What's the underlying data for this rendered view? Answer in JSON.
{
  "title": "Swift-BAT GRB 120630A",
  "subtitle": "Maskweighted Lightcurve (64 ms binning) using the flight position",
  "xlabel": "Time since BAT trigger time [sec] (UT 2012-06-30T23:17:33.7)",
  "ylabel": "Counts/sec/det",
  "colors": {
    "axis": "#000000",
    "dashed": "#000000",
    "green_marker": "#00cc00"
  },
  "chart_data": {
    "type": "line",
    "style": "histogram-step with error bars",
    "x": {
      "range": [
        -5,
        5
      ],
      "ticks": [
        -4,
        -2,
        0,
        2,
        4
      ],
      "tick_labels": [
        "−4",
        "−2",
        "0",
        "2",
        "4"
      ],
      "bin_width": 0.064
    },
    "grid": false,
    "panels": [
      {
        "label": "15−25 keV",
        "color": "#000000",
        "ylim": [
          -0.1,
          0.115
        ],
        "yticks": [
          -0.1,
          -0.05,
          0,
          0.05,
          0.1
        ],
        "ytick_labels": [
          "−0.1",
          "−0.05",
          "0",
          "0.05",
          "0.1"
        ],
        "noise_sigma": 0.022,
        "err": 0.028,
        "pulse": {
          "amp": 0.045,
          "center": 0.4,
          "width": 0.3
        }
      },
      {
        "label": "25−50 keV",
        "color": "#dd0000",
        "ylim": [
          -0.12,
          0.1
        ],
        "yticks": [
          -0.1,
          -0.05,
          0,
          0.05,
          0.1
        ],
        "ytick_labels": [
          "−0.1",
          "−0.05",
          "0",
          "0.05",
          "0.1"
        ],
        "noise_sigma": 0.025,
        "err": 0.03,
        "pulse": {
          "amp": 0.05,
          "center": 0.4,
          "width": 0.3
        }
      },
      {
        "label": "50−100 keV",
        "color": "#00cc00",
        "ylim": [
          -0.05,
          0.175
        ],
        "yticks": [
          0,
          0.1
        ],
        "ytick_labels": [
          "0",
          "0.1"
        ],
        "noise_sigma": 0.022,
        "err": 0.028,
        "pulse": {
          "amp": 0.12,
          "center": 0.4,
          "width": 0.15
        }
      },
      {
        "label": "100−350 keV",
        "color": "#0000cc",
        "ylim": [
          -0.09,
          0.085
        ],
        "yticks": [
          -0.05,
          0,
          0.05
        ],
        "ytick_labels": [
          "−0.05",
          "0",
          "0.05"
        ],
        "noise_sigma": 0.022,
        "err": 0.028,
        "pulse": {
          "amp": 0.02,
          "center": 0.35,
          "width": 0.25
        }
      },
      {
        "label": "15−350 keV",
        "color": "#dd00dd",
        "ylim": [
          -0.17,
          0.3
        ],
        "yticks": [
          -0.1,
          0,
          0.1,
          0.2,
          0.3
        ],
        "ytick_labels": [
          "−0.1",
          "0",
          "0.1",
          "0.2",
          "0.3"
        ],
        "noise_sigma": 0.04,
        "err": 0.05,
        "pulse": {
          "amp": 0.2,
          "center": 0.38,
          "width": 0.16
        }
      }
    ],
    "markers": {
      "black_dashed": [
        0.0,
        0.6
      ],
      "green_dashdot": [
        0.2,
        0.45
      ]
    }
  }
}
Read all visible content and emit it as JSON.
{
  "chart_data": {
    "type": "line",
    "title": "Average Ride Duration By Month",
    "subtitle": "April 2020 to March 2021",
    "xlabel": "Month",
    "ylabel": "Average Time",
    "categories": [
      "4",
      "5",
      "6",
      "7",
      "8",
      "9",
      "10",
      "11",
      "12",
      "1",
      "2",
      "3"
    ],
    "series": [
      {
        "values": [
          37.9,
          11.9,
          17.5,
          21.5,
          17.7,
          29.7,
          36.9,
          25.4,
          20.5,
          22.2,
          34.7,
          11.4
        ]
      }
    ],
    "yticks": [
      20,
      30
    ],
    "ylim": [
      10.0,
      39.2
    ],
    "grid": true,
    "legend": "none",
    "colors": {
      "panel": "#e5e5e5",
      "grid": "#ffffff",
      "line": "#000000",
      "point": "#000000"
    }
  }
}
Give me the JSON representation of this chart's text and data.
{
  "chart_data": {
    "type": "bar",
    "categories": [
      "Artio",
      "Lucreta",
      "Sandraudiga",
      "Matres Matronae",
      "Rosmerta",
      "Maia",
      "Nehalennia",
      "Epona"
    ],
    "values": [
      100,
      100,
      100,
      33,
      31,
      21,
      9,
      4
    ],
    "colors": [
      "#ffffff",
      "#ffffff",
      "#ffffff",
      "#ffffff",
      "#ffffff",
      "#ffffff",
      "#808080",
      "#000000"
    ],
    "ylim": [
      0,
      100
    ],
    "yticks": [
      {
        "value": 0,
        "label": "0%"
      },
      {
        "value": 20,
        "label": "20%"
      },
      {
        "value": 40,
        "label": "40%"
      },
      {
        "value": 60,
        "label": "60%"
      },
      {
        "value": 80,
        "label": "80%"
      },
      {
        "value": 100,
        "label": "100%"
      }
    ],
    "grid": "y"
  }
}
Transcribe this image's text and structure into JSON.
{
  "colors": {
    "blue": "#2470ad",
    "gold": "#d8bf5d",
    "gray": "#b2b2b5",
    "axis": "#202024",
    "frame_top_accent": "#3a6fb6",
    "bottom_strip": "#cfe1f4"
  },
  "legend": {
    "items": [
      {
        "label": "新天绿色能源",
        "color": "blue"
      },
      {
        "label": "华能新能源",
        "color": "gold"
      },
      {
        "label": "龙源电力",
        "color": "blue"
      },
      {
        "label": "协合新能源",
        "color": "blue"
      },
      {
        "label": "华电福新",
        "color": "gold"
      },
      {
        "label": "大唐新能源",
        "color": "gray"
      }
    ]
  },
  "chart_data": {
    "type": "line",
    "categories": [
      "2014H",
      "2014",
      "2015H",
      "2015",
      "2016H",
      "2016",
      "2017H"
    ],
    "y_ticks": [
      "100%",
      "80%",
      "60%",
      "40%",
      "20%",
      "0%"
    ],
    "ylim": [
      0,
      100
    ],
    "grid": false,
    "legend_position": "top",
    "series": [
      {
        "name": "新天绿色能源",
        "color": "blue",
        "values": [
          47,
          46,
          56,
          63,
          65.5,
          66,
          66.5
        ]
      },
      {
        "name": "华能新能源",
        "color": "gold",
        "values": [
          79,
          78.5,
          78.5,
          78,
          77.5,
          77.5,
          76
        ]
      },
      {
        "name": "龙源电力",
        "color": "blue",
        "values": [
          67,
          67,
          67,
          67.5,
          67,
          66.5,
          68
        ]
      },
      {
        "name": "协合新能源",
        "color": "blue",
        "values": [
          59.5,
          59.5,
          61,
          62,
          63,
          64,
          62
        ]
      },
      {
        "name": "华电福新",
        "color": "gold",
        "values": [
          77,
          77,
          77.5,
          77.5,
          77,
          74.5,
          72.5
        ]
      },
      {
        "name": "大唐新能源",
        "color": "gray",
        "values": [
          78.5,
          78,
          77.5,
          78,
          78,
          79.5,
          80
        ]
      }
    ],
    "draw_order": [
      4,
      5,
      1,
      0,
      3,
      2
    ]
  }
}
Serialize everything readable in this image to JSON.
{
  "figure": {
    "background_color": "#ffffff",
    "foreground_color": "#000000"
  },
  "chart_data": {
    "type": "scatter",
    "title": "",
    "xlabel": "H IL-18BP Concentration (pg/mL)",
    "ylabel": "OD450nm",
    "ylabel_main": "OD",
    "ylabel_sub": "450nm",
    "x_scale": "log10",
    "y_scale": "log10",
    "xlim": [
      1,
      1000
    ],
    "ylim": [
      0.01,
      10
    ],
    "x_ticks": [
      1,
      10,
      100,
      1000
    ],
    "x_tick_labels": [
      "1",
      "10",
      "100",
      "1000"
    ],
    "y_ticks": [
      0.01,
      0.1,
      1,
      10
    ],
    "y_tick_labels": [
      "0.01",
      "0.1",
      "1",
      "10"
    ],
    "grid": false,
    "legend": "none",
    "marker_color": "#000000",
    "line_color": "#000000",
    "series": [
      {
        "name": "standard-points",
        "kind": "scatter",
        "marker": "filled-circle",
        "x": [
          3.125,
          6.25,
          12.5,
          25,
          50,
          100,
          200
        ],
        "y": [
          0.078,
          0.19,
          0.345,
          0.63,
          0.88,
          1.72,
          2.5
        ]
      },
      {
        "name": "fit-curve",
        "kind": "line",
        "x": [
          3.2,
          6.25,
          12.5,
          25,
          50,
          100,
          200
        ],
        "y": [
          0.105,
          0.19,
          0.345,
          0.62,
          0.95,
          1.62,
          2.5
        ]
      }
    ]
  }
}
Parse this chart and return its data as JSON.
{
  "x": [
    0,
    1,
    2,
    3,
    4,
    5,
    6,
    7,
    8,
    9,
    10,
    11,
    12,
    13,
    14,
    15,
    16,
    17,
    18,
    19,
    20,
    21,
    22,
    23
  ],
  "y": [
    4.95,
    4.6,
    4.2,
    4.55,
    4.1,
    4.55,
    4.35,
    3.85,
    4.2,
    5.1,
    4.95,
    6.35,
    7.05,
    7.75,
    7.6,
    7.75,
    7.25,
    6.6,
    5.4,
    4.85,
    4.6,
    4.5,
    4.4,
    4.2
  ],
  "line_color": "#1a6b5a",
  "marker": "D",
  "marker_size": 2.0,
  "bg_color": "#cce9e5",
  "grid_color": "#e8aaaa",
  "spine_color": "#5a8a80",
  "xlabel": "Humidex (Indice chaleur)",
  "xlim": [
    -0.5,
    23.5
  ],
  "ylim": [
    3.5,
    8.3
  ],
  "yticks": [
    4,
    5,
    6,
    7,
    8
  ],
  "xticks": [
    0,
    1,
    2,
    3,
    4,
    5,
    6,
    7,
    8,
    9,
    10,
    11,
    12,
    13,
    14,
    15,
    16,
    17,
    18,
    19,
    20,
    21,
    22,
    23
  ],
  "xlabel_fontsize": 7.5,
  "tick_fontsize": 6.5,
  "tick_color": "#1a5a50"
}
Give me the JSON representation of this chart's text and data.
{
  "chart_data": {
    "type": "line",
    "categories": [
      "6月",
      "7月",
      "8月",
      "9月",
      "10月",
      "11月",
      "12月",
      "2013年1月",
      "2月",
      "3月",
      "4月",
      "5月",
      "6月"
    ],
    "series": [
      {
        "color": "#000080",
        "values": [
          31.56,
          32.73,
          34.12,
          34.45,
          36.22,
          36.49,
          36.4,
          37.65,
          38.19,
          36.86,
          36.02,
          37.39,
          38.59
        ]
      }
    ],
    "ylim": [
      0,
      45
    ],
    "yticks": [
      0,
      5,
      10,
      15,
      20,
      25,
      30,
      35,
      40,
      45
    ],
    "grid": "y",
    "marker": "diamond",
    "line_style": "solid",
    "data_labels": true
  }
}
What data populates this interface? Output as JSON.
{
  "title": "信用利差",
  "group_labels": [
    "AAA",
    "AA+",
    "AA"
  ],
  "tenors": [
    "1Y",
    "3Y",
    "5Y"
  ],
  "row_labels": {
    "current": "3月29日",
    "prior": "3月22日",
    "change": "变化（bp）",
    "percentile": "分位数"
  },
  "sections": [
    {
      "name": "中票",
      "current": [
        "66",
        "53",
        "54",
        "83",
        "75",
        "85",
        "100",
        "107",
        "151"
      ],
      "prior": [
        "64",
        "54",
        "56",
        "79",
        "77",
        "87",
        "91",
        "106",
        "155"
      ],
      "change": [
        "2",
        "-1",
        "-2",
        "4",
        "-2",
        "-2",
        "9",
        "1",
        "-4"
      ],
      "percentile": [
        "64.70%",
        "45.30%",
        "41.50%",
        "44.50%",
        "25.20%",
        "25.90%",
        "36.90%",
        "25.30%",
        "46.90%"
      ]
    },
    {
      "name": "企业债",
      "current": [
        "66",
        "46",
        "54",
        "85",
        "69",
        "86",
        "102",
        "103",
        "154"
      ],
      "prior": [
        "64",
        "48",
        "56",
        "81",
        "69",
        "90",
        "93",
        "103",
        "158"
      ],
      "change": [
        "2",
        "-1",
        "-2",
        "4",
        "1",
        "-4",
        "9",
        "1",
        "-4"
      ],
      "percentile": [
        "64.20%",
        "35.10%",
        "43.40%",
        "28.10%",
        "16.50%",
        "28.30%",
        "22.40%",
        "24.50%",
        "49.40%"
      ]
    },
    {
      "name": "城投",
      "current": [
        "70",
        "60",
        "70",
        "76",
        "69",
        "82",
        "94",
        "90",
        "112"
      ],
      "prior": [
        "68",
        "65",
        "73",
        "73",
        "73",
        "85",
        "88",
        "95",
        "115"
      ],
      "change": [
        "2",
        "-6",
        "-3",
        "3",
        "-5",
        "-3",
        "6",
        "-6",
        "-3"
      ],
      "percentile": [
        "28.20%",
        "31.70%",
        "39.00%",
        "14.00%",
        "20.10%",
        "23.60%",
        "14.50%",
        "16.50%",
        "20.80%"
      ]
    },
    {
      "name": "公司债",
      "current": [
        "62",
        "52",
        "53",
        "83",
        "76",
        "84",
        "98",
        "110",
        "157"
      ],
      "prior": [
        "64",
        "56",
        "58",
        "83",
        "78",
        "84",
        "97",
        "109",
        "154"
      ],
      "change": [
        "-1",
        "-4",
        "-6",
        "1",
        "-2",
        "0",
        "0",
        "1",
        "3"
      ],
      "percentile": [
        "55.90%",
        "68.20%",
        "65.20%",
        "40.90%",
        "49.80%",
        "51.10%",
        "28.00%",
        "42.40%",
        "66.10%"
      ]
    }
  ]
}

————

- _GIVEN INSTRUCTION_:
Above are lines of data; state how many of them contain the word "this", with no other output.

- _OUTPUT OF THE TASK_:
7